MATERIAL:
>> start

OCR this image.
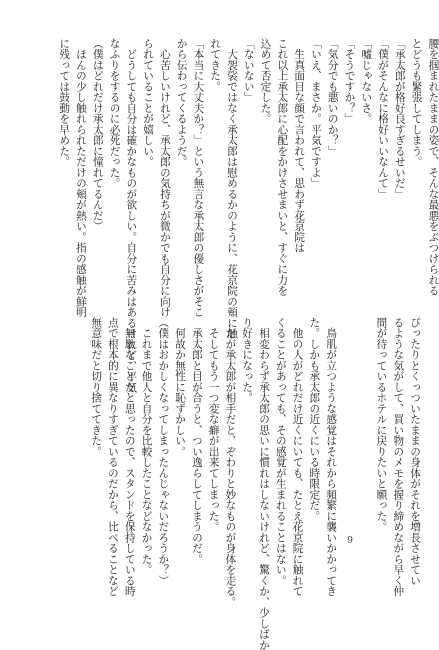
腰を掴まれたままの姿で、そんな最悪をぶつけられる
とどうも緊張してしまう。
「承太郎が格好良すぎるせいだ」
「僕がそんなに格好いいなんて」
「嘘じゃないさ。
「そうですか？」
「気分でも悪いのか？」
「いえ、まさか。平気ですよ」
　生真面目な顔で言われて、思わず花京院は
これ以上承太郎に心配をかけさせまいと、すぐに力を
込めて否定した。
「ないない」
　大袈裟ではなく承太郎は慰めるかのように、花京院の頬に触
れてきた。
「本当に大丈夫か？」という無言な承太郎の優しさがそこ
から伝わってくるようだ。
　心苦しいけれど、承太郎の気持ちが微かでも自分に向け
られていることが嬉しい。
　どうしても自分は確かなものが欲しい。自分に苦みはあるけれど、平気
なふりをするのに必死だった。
（僕はどれだけ承太郎に憧れてるんだ）
　ほんの少し触れられただけの頬が熱い。指の感触が鮮明
に残っては鼓動を早めた。
ぴったりとくっついたままの身体がそれを増長させてい
るような気がして、買い物のメモを握り締めながら早く仲
間が待っているホテルに戻りたいと願った。
　鳥肌が立つような感覚はそれから頻繁に襲いかかってき
た。しかも承太郎の近くにいる時限定だ。
　他の人がどれだけ近くにいても、たとえ花京院に触れて
くることがあっても、その感覚が生まれることはない。
　相変わらず承太郎の思いに慣れはしないけれど、驚くか、少しばか
り好きになった。
　だが承太郎が相手だと、ぞわりと妙なものが身体を走る。
　そしてもう一つ変な癖が出来てしまった。
　承太郎と目が合うと、つい逸らしてしまうのだ。
　何故か無性に恥ずかしい。
（僕はおかしくなってしまったんじゃないだろうか？）
　これまで他人と自分を比較したことなどなかった。
　無駄なことだと思ったので、スタンドを保持している時
点で根本的に異なりすぎているのだから、比べることなど
無意味だと切り捨ててきた。
9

>> end

CHALLENGE:
Copy the material above in full and exactly, skipping pictures.

OUTPUT:
OCR this image.
腰を掴まれたままの姿で、そんな最悪をぶつけられる
とどうも緊張してしまう。
「承太郎が格好良すぎるせいだ」
「僕がそんなに格好いいなんて」
「嘘じゃないさ。
「そうですか？」
「気分でも悪いのか？」
「いえ、まさか。平気ですよ」
　生真面目な顔で言われて、思わず花京院は
これ以上承太郎に心配をかけさせまいと、すぐに力を
込めて否定した。
「ないない」
　大袈裟ではなく承太郎は慰めるかのように、花京院の頬に触
れてきた。
「本当に大丈夫か？」という無言な承太郎の優しさがそこ
から伝わってくるようだ。
　心苦しいけれど、承太郎の気持ちが微かでも自分に向け
られていることが嬉しい。
　どうしても自分は確かなものが欲しい。自分に苦みはあるけれど、平気
なふりをするのに必死だった。
（僕はどれだけ承太郎に憧れてるんだ）
　ほんの少し触れられただけの頬が熱い。指の感触が鮮明
に残っては鼓動を早めた。
ぴったりとくっついたままの身体がそれを増長させてい
るような気がして、買い物のメモを握り締めながら早く仲
間が待っているホテルに戻りたいと願った。
　鳥肌が立つような感覚はそれから頻繁に襲いかかってき
た。しかも承太郎の近くにいる時限定だ。
　他の人がどれだけ近くにいても、たとえ花京院に触れて
くることがあっても、その感覚が生まれることはない。
　相変わらず承太郎の思いに慣れはしないけれど、驚くか、少しばか
り好きになった。
　だが承太郎が相手だと、ぞわりと妙なものが身体を走る。
　そしてもう一つ変な癖が出来てしまった。
　承太郎と目が合うと、つい逸らしてしまうのだ。
　何故か無性に恥ずかしい。
（僕はおかしくなってしまったんじゃないだろうか？）
　これまで他人と自分を比較したことなどなかった。
　無駄なことだと思ったので、スタンドを保持している時
点で根本的に異なりすぎているのだから、比べることなど
無意味だと切り捨ててきた。
9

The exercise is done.